**Provided data**:
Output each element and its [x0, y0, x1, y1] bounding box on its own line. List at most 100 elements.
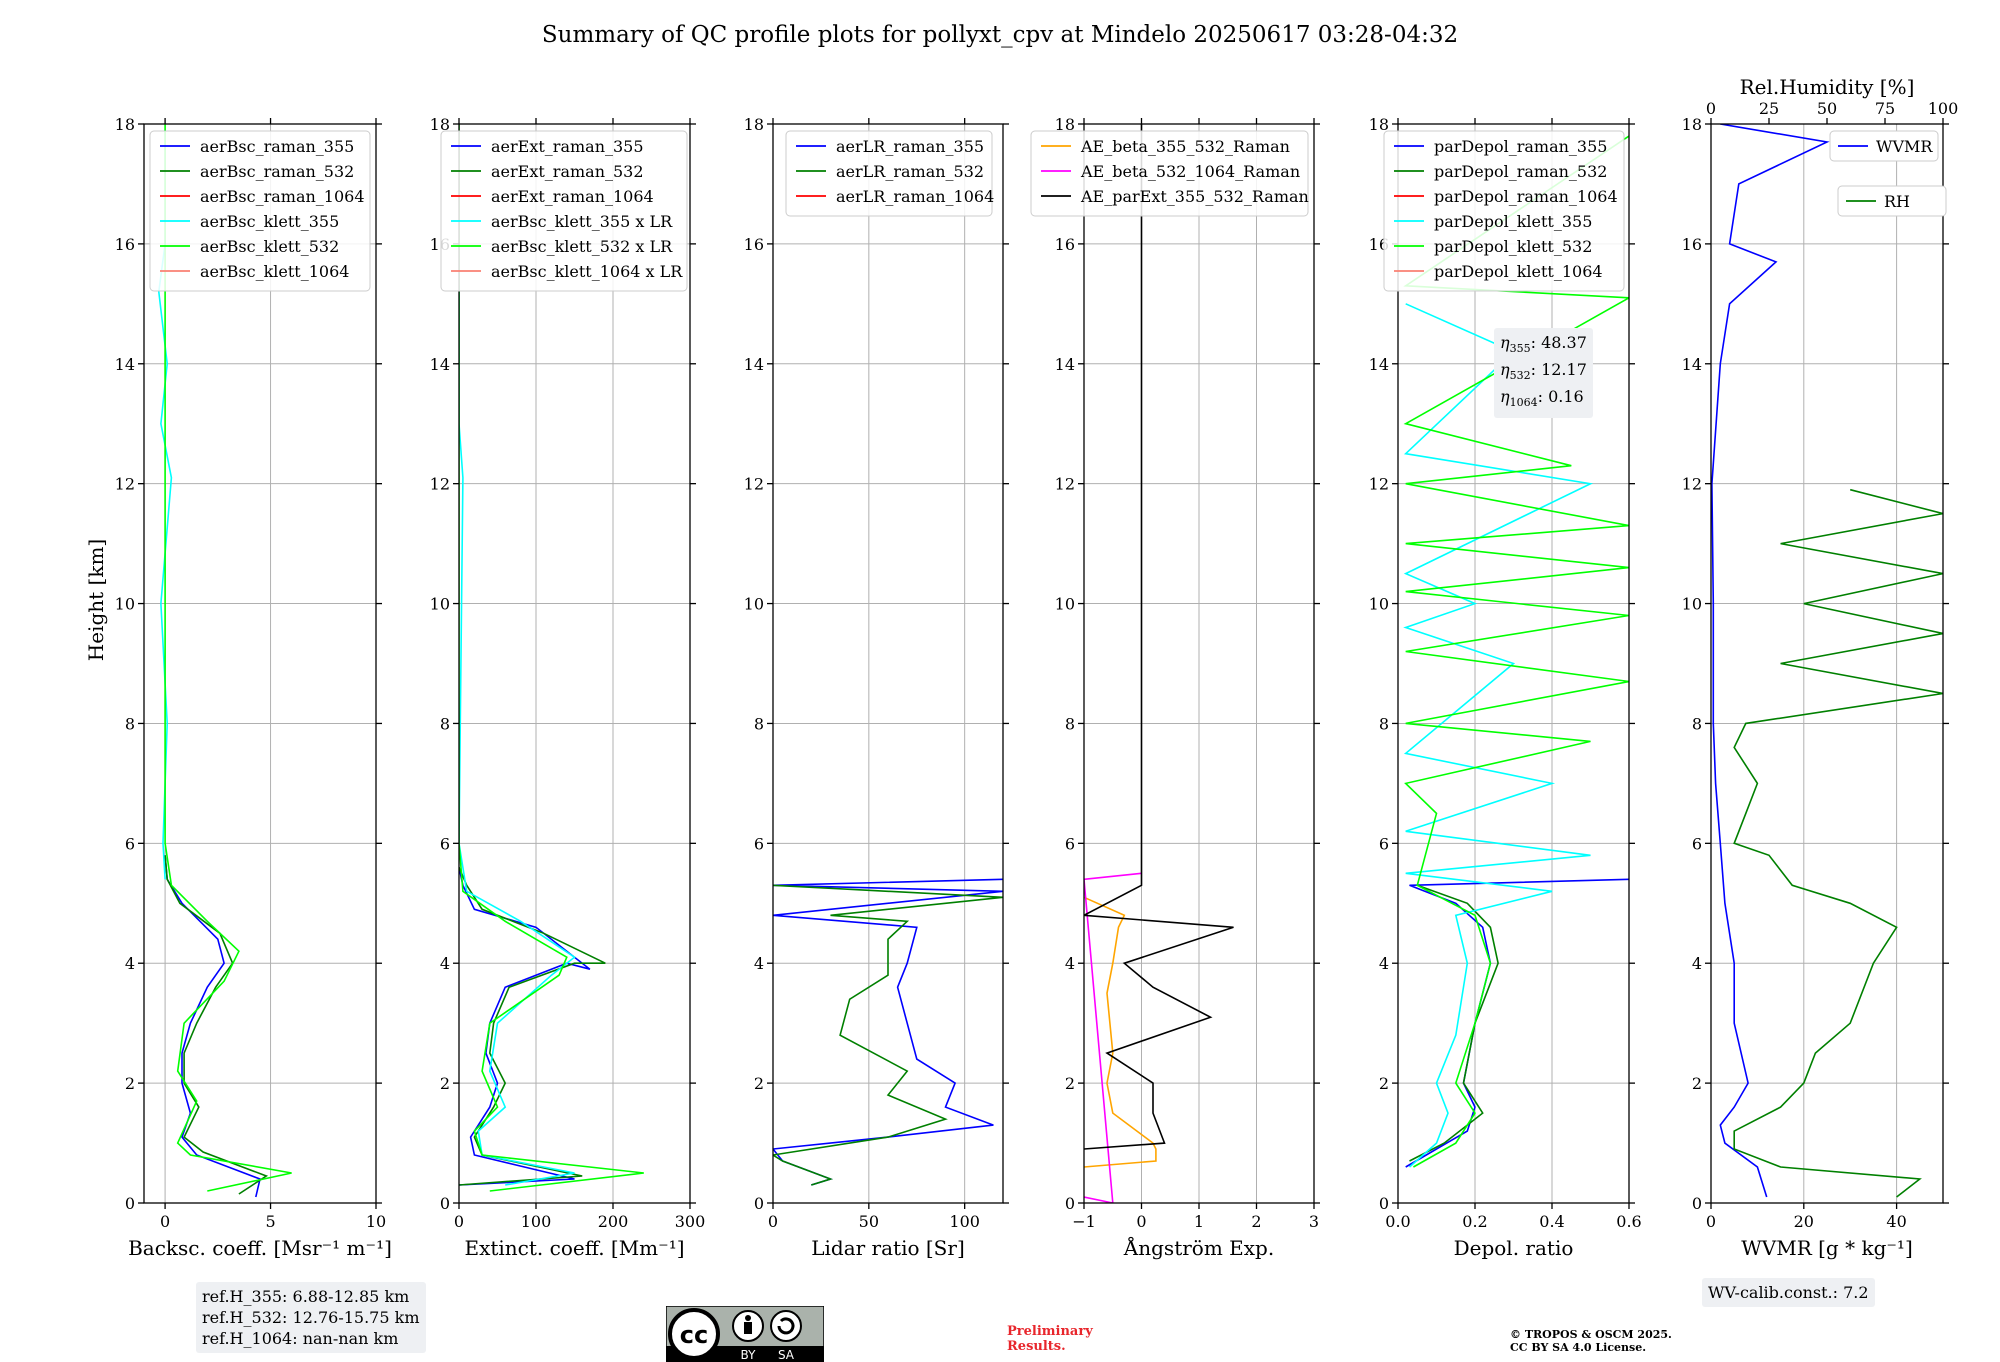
- x-tick-label: 1: [1194, 1212, 1204, 1231]
- ref-height-355: ref.H_355: 6.88-12.85 km: [202, 1287, 410, 1306]
- legend-box: [440, 130, 688, 292]
- y-tick-label: 10: [430, 595, 450, 614]
- series-line-bsc-1: [164, 855, 269, 1195]
- y-tick-label: 6: [125, 834, 135, 853]
- y-tick-label: 2: [754, 1074, 764, 1093]
- y-tick-label: 8: [125, 714, 135, 733]
- axes-frame: [458, 123, 691, 1204]
- x-tick-label: 0: [454, 1212, 464, 1231]
- top-tick-label: 75: [1875, 99, 1895, 118]
- x-tick-label: −1: [1072, 1212, 1096, 1231]
- preliminary-results-note: Preliminary Results.: [1007, 1324, 1137, 1354]
- ref-height-532: ref.H_532: 12.76-15.75 km: [202, 1308, 420, 1327]
- legend-entry: parDepol_raman_1064: [1434, 187, 1618, 206]
- x-tick-label: 300: [675, 1212, 706, 1231]
- cc-sa-label: SA: [778, 1348, 795, 1362]
- y-tick-label: 18: [115, 115, 135, 134]
- legend-entry: RH: [1884, 192, 1910, 211]
- top-tick-label: 50: [1817, 99, 1837, 118]
- x-axis-label-wv: WVMR [g * kg⁻¹]: [1741, 1236, 1913, 1260]
- y-tick-label: 12: [115, 475, 135, 494]
- y-tick-label: 10: [744, 595, 764, 614]
- series-line-dep-3: [1403, 303, 1594, 1168]
- x-tick-label: 0.4: [1539, 1212, 1564, 1231]
- cc-by-label: BY: [741, 1348, 757, 1362]
- series-line-dep-0: [1405, 878, 1629, 1168]
- preliminary-line-2: Results.: [1007, 1339, 1066, 1354]
- y-tick-label: 6: [1065, 834, 1075, 853]
- panel-bsc: 0 2 4 6 8 10 12 14 16 18 0 5 10 Backsc. coeff. [Msr⁻¹…: [115, 115, 392, 1260]
- axes-frame: [772, 123, 1004, 1204]
- legend-entry: aerExt_raman_355: [491, 137, 644, 156]
- x-tick-label: 5: [265, 1212, 275, 1231]
- eta-1064: η1064: 0.16: [1500, 387, 1584, 410]
- series-line-lr-0: [773, 878, 1003, 1186]
- wv-calib-box: WV-calib.const.: 7.2: [1702, 1278, 1875, 1307]
- preliminary-line-1: Preliminary: [1007, 1324, 1093, 1339]
- legend-box: [1829, 130, 1939, 162]
- series-line-ext-3: [459, 285, 576, 1186]
- axes-frame: [143, 123, 377, 1204]
- legend-box: [1837, 185, 1947, 217]
- y-tick-label: 14: [1369, 355, 1389, 374]
- legend-entry: parDepol_klett_355: [1434, 212, 1592, 231]
- y-tick-label: 14: [1682, 355, 1702, 374]
- legend-entry: aerBsc_klett_355 x LR: [491, 212, 673, 231]
- legend-entry: parDepol_klett_1064: [1434, 262, 1603, 281]
- y-tick-label: 12: [1055, 475, 1075, 494]
- y-tick-label: 4: [1379, 954, 1389, 973]
- y-tick-label: 10: [1682, 595, 1702, 614]
- x-tick-label: 0: [1706, 1212, 1716, 1231]
- y-tick-label: 4: [125, 954, 135, 973]
- top-tick-label: 0: [1706, 99, 1716, 118]
- legend-entry: aerBsc_klett_532: [200, 237, 339, 256]
- y-tick-label: 16: [1055, 235, 1075, 254]
- x-tick-label: 50: [859, 1212, 879, 1231]
- y-tick-label: 6: [1692, 834, 1702, 853]
- y-tick-label: 10: [1055, 595, 1075, 614]
- y-tick-label: 16: [744, 235, 764, 254]
- legend-entry: AE_beta_355_532_Raman: [1080, 137, 1290, 156]
- y-tick-label: 2: [440, 1074, 450, 1093]
- y-tick-label: 10: [1369, 595, 1389, 614]
- legend-entry: aerLR_raman_532: [836, 162, 984, 181]
- y-tick-label: 10: [115, 595, 135, 614]
- y-tick-label: 18: [1369, 115, 1389, 134]
- x-axis-label-ext: Extinct. coeff. [Mm⁻¹]: [464, 1236, 684, 1260]
- x-tick-label: 0.2: [1462, 1212, 1487, 1231]
- series-line-bsc-4: [164, 124, 292, 1192]
- legend-entry: aerBsc_klett_532 x LR: [491, 237, 673, 256]
- y-tick-label: 14: [430, 355, 450, 374]
- y-tick-label: 16: [115, 235, 135, 254]
- x-tick-label: 2: [1251, 1212, 1261, 1231]
- copyright-line-2: CC BY SA 4.0 License.: [1510, 1341, 1647, 1354]
- legend-entry: parDepol_raman_355: [1434, 137, 1607, 156]
- y-tick-label: 0: [1379, 1194, 1389, 1213]
- y-tick-label: 8: [1692, 714, 1702, 733]
- legend-entry: WVMR: [1876, 137, 1933, 156]
- legend-entry: aerBsc_raman_532: [200, 162, 354, 181]
- series-line-lr-1: [773, 884, 1003, 1186]
- y-tick-label: 0: [125, 1194, 135, 1213]
- y-tick-label: 8: [440, 714, 450, 733]
- axes-frame: [1397, 123, 1630, 1204]
- panel-lr: 0 2 4 6 8 10 12 14 16 18 0 50 100 Lidar ratio [Sr] aer…: [744, 115, 1009, 1260]
- y-tick-label: 12: [744, 475, 764, 494]
- legend-entry: aerBsc_klett_1064: [200, 262, 349, 281]
- legend-entry: AE_beta_532_1064_Raman: [1080, 162, 1300, 181]
- y-tick-label: 0: [1065, 1194, 1075, 1213]
- legend-box: [1383, 130, 1625, 292]
- y-tick-label: 0: [440, 1194, 450, 1213]
- y-tick-label: 8: [754, 714, 764, 733]
- y-tick-label: 4: [1692, 954, 1702, 973]
- y-tick-label: 4: [1065, 954, 1075, 973]
- legend-entry: aerBsc_raman_1064: [200, 187, 365, 206]
- y-tick-label: 4: [440, 954, 450, 973]
- x-tick-label: 0: [768, 1212, 778, 1231]
- top-tick-label: 100: [1928, 99, 1959, 118]
- legend-entry: aerBsc_klett_355: [200, 212, 339, 231]
- y-tick-label: 2: [1065, 1074, 1075, 1093]
- legend-entry: AE_parExt_355_532_Raman: [1080, 187, 1309, 206]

**Problem to solve**: Extract every line of the rows above verbatim, leaving out the pictures.

**Final result**:
Output each element and its [x0, y0, x1, y1] bounding box on its own line. List at most 100 elements.
- x-tick-label: 1: [1194, 1212, 1204, 1231]
- ref-height-355: ref.H_355: 6.88-12.85 km: [202, 1287, 410, 1306]
- legend-box: [440, 130, 688, 292]
- y-tick-label: 10: [430, 595, 450, 614]
- series-line-bsc-1: [164, 855, 269, 1195]
- y-tick-label: 6: [125, 834, 135, 853]
- y-tick-label: 2: [754, 1074, 764, 1093]
- y-tick-label: 8: [125, 714, 135, 733]
- axes-frame: [458, 123, 691, 1204]
- x-tick-label: 0: [454, 1212, 464, 1231]
- top-tick-label: 75: [1875, 99, 1895, 118]
- x-tick-label: −1: [1072, 1212, 1096, 1231]
- preliminary-results-note: Preliminary Results.: [1007, 1324, 1137, 1354]
- ref-height-532: ref.H_532: 12.76-15.75 km: [202, 1308, 420, 1327]
- legend-entry: parDepol_raman_1064: [1434, 187, 1618, 206]
- x-tick-label: 300: [675, 1212, 706, 1231]
- cc-sa-label: SA: [778, 1348, 795, 1362]
- y-tick-label: 18: [115, 115, 135, 134]
- legend-entry: RH: [1884, 192, 1910, 211]
- top-tick-label: 50: [1817, 99, 1837, 118]
- x-axis-label-wv: WVMR [g * kg⁻¹]: [1741, 1236, 1913, 1260]
- y-tick-label: 12: [115, 475, 135, 494]
- y-tick-label: 10: [744, 595, 764, 614]
- series-line-dep-3: [1403, 303, 1594, 1168]
- x-tick-label: 0.4: [1539, 1212, 1564, 1231]
- cc-by-label: BY: [741, 1348, 757, 1362]
- series-line-dep-0: [1405, 878, 1629, 1168]
- preliminary-line-2: Results.: [1007, 1339, 1066, 1354]
- y-tick-label: 6: [1065, 834, 1075, 853]
- panel-bsc: 0 2 4 6 8 10 12 14 16 18 0 5 10 Backsc. coeff. [Msr⁻¹…: [115, 115, 392, 1260]
- axes-frame: [772, 123, 1004, 1204]
- legend-entry: aerExt_raman_355: [491, 137, 644, 156]
- x-tick-label: 5: [265, 1212, 275, 1231]
- eta-1064: η1064: 0.16: [1500, 387, 1584, 410]
- series-line-lr-0: [773, 878, 1003, 1186]
- wv-calib-box: WV-calib.const.: 7.2: [1702, 1278, 1875, 1307]
- preliminary-line-1: Preliminary: [1007, 1324, 1093, 1339]
- legend-box: [1829, 130, 1939, 162]
- series-line-ext-3: [459, 285, 576, 1186]
- axes-frame: [143, 123, 377, 1204]
- legend-box: [1837, 185, 1947, 217]
- y-tick-label: 14: [1369, 355, 1389, 374]
- legend-entry: parDepol_klett_355: [1434, 212, 1592, 231]
- y-tick-label: 14: [1682, 355, 1702, 374]
- legend-entry: aerBsc_klett_355 x LR: [491, 212, 673, 231]
- legend-entry: parDepol_klett_1064: [1434, 262, 1603, 281]
- y-tick-label: 12: [1055, 475, 1075, 494]
- y-tick-label: 4: [1379, 954, 1389, 973]
- y-tick-label: 10: [1682, 595, 1702, 614]
- x-tick-label: 0: [1706, 1212, 1716, 1231]
- y-tick-label: 4: [125, 954, 135, 973]
- top-tick-label: 0: [1706, 99, 1716, 118]
- legend-entry: aerBsc_klett_532: [200, 237, 339, 256]
- y-tick-label: 16: [1055, 235, 1075, 254]
- x-tick-label: 50: [859, 1212, 879, 1231]
- y-tick-label: 6: [1692, 834, 1702, 853]
- y-tick-label: 10: [1055, 595, 1075, 614]
- y-tick-label: 16: [744, 235, 764, 254]
- legend-entry: AE_beta_355_532_Raman: [1080, 137, 1290, 156]
- y-tick-label: 2: [440, 1074, 450, 1093]
- y-tick-label: 10: [1369, 595, 1389, 614]
- legend-entry: aerLR_raman_532: [836, 162, 984, 181]
- y-tick-label: 10: [115, 595, 135, 614]
- y-tick-label: 18: [1369, 115, 1389, 134]
- x-axis-label-ext: Extinct. coeff. [Mm⁻¹]: [464, 1236, 684, 1260]
- x-tick-label: 0.2: [1462, 1212, 1487, 1231]
- series-line-bsc-4: [164, 124, 292, 1192]
- legend-entry: aerBsc_klett_532 x LR: [491, 237, 673, 256]
- y-tick-label: 14: [430, 355, 450, 374]
- y-tick-label: 16: [115, 235, 135, 254]
- x-tick-label: 2: [1251, 1212, 1261, 1231]
- copyright-line-2: CC BY SA 4.0 License.: [1510, 1341, 1647, 1354]
- legend-entry: parDepol_raman_355: [1434, 137, 1607, 156]
- y-tick-label: 0: [1379, 1194, 1389, 1213]
- y-tick-label: 8: [1692, 714, 1702, 733]
- legend-entry: WVMR: [1876, 137, 1933, 156]
- legend-entry: aerBsc_raman_532: [200, 162, 354, 181]
- series-line-lr-1: [773, 884, 1003, 1186]
- y-tick-label: 0: [125, 1194, 135, 1213]
- y-tick-label: 8: [440, 714, 450, 733]
- axes-frame: [1397, 123, 1630, 1204]
- panel-lr: 0 2 4 6 8 10 12 14 16 18 0 50 100 Lidar ratio [Sr] aer…: [744, 115, 1009, 1260]
- y-tick-label: 12: [744, 475, 764, 494]
- legend-entry: aerBsc_klett_1064: [200, 262, 349, 281]
- legend-entry: AE_beta_532_1064_Raman: [1080, 162, 1300, 181]
- y-tick-label: 0: [1065, 1194, 1075, 1213]
- legend-box: [1383, 130, 1625, 292]
- y-tick-label: 0: [440, 1194, 450, 1213]
- y-tick-label: 8: [754, 714, 764, 733]
- y-tick-label: 4: [1692, 954, 1702, 973]
- y-tick-label: 4: [1065, 954, 1075, 973]
- legend-entry: aerBsc_raman_1064: [200, 187, 365, 206]
- y-tick-label: 4: [440, 954, 450, 973]
- x-tick-label: 0: [768, 1212, 778, 1231]
- top-tick-label: 100: [1928, 99, 1959, 118]
- legend-entry: aerBsc_klett_355: [200, 212, 339, 231]
- y-tick-label: 2: [1065, 1074, 1075, 1093]
- legend-entry: AE_parExt_355_532_Raman: [1080, 187, 1309, 206]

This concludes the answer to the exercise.